◆ WHAT TO DO
a – Print the passage on application granularity in full, with no changes.
b – Output the records from their first line through the line that contains "site-header: HOME THE", both included, and nothing else.

◆ PASSAGE GIVEN
Very Coarse-grained (“Embarrassingly Parallel”) applications– the case in which computation time greatly exceeds communication time. Examples include the popular SETI@home project on the World Wide Web and MONTE Carlo Simulation. Both of these simulations distribute completely independent computations to processors, and accumulate results at the terminus of computation with no additional communication between processors. These applications operate equally well on an HPC cluster or on a network of workstations.

•

Coarse-grained applications– in this case, computation time typically exceeds communication time, but the communication time begins to contribute significantly to total execution time. Examples here include image processing, where each pixel can be processed independently, and many numerical optimization algorithms, which include not only very coarse-grained distributions of computations but also relatively finelygrained intercommunication between processing elements in order to maintain knowledge of global system state.

•

Medium-grained applications–in these applications computation time and communication time would be roughly comparable. The aforementioned CFD example requires a high amount of communications between processors that are adjacent in the CFD mesh, because of data dependency between processing elements at every iteration during the simulation; in other words, the results in one processor are dependent on the computational results in the adjacent processors. In this case, the architectural requirements include not only powerful computational capabilities in each processing element, but also robust high-speed communications hardware, as found in an SMP machine or in the distributed-memory CRAY, which contains a high-performance multistage crossbar network. As the performance of commodity networking hardware has improved, COTS computational clusters have made inroads into computations at this level of granularity.

◆ RECORDS SUPPLIED
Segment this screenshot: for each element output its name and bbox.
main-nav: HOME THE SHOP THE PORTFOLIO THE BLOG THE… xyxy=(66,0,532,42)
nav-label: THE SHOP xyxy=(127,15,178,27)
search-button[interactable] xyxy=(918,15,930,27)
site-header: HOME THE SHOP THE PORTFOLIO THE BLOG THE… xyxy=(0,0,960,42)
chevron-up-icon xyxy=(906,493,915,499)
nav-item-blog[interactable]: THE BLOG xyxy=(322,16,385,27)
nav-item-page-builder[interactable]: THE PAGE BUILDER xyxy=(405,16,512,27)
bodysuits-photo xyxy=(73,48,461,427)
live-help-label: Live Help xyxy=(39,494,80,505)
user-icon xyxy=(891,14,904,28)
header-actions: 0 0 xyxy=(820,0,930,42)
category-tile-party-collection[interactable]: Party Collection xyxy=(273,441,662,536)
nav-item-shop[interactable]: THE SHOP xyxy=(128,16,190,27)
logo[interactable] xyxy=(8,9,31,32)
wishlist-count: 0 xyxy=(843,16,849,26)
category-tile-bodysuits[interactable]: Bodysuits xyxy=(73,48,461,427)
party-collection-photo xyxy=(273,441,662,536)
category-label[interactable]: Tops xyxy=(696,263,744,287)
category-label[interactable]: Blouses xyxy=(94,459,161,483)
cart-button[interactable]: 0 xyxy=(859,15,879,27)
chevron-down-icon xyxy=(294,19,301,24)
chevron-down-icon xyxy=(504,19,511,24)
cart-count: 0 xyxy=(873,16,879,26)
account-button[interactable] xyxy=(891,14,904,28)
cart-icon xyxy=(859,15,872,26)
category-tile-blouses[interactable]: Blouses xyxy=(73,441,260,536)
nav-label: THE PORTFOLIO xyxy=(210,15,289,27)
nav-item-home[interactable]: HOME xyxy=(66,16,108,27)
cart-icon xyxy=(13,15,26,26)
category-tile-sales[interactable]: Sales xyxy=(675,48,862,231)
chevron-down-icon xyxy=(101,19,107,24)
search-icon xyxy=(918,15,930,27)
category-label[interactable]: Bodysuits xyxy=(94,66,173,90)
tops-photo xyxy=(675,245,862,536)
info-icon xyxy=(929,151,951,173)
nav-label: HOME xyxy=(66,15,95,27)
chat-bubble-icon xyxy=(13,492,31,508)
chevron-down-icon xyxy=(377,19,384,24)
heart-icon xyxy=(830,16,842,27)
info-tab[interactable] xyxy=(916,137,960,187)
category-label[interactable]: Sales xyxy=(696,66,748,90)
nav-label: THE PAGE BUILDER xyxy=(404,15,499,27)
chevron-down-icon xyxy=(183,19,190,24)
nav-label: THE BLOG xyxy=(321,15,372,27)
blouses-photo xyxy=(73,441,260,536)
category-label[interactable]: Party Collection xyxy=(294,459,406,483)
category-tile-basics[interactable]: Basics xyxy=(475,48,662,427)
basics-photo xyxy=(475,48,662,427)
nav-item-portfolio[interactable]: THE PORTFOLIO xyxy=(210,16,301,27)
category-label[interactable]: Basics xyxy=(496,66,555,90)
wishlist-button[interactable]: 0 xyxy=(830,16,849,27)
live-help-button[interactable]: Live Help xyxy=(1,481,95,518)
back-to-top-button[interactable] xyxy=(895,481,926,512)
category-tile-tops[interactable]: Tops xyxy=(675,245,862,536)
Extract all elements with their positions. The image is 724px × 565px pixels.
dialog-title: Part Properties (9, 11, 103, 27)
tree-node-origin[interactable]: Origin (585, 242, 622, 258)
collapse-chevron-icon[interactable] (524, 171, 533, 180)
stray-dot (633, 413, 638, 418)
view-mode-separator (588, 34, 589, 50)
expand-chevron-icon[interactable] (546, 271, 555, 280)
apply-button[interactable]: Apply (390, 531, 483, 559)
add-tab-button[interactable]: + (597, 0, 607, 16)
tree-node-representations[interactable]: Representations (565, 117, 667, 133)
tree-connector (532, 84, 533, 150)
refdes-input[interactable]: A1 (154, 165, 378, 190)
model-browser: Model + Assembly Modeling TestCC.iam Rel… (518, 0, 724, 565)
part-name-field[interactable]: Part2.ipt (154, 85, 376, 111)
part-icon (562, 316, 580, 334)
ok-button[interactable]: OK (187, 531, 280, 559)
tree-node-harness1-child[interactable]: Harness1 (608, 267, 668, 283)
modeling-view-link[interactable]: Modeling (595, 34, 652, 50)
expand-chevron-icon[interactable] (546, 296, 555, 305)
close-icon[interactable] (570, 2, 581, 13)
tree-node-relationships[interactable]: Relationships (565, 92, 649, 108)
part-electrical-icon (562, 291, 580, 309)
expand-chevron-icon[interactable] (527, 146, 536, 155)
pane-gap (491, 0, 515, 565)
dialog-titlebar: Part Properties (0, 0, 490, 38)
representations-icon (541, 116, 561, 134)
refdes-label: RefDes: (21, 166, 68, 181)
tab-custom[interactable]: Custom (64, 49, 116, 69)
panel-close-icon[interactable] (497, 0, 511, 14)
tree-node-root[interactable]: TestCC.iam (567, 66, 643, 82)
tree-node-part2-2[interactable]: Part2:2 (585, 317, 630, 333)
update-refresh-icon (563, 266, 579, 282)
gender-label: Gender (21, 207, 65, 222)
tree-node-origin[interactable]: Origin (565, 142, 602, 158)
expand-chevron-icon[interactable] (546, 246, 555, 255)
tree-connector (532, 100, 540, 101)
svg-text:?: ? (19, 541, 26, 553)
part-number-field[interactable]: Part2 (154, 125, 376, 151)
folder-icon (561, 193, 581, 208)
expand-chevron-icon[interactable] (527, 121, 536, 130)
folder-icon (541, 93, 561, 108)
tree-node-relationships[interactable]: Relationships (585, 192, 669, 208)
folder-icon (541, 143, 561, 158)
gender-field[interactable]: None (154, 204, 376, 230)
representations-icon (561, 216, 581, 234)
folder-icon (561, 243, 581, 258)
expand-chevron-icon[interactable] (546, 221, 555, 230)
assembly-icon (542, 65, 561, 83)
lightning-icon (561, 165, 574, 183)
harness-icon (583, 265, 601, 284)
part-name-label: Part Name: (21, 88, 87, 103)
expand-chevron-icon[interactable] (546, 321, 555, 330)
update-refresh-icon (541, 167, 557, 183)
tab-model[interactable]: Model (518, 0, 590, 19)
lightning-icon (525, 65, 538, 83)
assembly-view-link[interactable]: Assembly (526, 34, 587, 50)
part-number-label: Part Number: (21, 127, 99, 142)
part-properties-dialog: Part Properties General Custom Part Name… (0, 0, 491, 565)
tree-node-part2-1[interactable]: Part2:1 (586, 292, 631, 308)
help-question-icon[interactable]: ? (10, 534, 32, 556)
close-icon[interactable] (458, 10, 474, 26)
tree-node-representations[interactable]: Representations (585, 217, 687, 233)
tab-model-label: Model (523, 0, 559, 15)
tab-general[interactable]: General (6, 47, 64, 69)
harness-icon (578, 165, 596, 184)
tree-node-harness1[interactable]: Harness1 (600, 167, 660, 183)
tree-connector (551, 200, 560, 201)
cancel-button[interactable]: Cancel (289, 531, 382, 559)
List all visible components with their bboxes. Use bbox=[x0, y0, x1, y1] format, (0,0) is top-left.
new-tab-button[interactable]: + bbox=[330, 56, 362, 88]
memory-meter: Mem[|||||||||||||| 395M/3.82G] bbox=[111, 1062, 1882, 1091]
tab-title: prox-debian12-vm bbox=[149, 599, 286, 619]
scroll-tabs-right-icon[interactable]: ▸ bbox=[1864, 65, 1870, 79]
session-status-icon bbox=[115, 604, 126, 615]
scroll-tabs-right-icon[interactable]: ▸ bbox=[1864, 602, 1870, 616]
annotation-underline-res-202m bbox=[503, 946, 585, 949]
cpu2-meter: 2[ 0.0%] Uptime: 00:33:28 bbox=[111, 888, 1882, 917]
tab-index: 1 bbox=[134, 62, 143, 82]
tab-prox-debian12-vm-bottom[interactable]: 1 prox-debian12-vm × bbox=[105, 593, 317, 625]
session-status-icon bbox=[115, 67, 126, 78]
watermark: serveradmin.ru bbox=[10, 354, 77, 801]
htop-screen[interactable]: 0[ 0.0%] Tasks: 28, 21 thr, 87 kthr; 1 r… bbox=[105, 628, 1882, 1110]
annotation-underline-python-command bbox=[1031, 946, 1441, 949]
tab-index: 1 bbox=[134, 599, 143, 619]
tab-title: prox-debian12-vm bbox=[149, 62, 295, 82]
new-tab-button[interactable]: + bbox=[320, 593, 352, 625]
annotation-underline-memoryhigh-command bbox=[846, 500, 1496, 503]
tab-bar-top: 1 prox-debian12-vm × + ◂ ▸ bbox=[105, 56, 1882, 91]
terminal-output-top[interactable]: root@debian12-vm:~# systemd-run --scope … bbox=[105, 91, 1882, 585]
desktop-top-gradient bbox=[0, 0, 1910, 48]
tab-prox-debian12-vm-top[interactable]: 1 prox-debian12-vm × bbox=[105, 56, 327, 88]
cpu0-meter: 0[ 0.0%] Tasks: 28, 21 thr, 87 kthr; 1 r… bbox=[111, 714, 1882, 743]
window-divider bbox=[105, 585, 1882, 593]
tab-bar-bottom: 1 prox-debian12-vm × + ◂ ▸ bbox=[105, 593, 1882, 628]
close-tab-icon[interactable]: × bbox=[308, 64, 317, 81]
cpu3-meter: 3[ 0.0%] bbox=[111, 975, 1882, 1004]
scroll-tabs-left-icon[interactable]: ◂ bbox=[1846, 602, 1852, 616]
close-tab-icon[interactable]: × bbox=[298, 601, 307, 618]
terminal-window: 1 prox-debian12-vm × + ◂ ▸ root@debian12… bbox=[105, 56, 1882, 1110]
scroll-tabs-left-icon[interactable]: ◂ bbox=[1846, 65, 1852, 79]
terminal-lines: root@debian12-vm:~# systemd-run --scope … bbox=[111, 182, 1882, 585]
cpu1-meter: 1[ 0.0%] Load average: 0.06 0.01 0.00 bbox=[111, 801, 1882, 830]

◆ ANSWERS TO THE TASKS
a –
Very Coarse-grained (“Embarrassingly Parallel”) applications– the case in which computation time greatly exceeds communication time. Examples include the popular SETI@home project on the World Wide Web and MONTE Carlo Simulation. Both of these simulations distribute completely independent computations to processors, and accumulate results at the terminus of computation with no additional communication between processors. These applications operate equally well on an HPC cluster or on a network of workstations.

•

Coarse-grained applications– in this case, computation time typically exceeds communication time, but the communication time begins to contribute significantly to total execution time. Examples here include image processing, where each pixel can be processed independently, and many numerical optimization algorithms, which include not only very coarse-grained distributions of computations but also relatively finelygrained intercommunication between processing elements in order to maintain knowledge of global system state.

•

Medium-grained applications–in these applications computation time and communication time would be roughly comparable. The aforementioned CFD example requires a high amount of communications between processors that are adjacent in the CFD mesh, because of data dependency between processing elements at every iteration during the simulation; in other words, the results in one processor are dependent on the computational results in the adjacent processors. In this case, the architectural requirements include not only powerful computational capabilities in each processing element, but also robust high-speed communications hardware, as found in an SMP machine or in the distributed-memory CRAY, which contains a high-performance multistage crossbar network. As the performance of commodity networking hardware has improved, COTS computational clusters have made inroads into computations at this level of granularity.

b –
Segment this screenshot: for each element output its name and bbox.
main-nav: HOME THE SHOP THE PORTFOLIO THE BLOG THE… xyxy=(66,0,532,42)
nav-label: THE SHOP xyxy=(127,15,178,27)
search-button[interactable] xyxy=(918,15,930,27)
site-header: HOME THE SHOP THE PORTFOLIO THE BLOG THE… xyxy=(0,0,960,42)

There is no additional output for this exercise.